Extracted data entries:
## Start

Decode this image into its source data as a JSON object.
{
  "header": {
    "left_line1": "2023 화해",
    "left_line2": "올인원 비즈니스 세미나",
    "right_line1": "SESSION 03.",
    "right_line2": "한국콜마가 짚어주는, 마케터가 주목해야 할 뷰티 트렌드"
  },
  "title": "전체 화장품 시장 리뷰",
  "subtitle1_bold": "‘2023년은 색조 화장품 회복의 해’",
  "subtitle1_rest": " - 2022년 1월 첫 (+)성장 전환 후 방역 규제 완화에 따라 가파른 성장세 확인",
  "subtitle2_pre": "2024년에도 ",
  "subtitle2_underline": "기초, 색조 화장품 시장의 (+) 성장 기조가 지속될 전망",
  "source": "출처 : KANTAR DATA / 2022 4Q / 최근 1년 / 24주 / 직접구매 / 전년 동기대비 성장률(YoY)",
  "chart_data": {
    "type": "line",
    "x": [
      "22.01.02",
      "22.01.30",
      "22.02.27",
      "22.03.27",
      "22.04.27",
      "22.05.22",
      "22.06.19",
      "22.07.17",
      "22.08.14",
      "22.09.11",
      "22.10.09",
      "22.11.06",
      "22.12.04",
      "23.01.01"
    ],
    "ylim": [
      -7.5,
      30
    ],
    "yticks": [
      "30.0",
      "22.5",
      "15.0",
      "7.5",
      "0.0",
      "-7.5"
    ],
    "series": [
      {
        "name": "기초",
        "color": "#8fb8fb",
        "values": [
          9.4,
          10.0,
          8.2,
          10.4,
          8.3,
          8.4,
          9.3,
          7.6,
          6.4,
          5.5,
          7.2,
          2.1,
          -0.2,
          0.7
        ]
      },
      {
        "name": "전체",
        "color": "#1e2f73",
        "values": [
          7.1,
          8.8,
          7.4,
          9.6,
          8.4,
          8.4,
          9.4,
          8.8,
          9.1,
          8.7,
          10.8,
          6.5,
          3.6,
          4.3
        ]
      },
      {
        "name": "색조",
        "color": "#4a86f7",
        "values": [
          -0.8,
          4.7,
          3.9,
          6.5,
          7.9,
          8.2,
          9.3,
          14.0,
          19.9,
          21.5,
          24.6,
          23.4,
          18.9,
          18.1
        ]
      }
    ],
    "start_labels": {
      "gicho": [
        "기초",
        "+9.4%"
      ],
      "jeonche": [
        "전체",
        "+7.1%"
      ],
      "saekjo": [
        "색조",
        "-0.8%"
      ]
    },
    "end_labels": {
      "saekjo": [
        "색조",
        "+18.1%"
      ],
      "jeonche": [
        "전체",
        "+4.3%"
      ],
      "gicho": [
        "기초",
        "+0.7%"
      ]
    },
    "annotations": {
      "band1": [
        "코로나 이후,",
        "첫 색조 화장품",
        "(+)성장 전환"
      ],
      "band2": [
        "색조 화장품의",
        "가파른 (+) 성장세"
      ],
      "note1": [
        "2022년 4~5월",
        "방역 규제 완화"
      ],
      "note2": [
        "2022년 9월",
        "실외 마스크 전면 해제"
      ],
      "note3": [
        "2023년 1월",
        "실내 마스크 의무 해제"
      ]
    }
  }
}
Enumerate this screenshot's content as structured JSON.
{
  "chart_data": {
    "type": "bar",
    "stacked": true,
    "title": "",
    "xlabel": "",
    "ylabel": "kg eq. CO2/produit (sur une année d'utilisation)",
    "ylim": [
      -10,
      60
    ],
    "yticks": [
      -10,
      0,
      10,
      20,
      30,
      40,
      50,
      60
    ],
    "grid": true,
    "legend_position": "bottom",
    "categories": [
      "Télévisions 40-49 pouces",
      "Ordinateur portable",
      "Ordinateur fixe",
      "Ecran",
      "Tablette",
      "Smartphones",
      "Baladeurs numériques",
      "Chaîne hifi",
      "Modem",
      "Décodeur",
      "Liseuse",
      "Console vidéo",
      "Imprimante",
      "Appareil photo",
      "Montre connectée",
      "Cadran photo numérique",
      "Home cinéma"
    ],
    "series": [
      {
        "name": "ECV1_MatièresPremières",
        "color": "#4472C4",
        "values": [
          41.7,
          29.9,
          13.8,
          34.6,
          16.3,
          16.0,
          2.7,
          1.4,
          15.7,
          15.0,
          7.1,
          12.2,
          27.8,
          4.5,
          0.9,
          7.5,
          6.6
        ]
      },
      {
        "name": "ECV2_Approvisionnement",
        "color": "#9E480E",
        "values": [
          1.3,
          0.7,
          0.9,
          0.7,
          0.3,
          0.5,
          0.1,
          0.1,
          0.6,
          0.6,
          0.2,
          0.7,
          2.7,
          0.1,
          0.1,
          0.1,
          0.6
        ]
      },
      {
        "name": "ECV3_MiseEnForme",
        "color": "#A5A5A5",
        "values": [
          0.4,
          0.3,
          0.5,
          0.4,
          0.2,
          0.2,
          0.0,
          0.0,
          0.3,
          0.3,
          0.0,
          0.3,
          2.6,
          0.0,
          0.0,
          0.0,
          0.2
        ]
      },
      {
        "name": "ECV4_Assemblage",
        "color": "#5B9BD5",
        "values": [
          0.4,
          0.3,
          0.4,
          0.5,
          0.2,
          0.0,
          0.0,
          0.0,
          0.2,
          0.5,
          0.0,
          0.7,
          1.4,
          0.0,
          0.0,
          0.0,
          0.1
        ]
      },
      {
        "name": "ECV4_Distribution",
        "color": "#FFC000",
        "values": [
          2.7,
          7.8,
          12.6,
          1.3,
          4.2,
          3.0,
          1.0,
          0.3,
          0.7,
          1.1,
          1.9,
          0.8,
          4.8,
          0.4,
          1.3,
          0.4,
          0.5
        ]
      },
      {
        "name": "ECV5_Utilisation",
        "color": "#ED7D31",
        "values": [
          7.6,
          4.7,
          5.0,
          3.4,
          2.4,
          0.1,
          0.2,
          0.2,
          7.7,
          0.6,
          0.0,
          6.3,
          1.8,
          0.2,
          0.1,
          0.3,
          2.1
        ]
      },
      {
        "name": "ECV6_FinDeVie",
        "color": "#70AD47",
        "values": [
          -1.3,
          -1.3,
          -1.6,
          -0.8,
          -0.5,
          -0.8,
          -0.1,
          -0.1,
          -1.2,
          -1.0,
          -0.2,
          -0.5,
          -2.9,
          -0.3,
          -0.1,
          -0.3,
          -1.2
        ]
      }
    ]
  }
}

## End

Direction: Gather and copy every line of the data in which the string "JSON" is found.

Finished exercise:
Decode this image into its source data as a JSON object.
Enumerate this screenshot's content as structured JSON.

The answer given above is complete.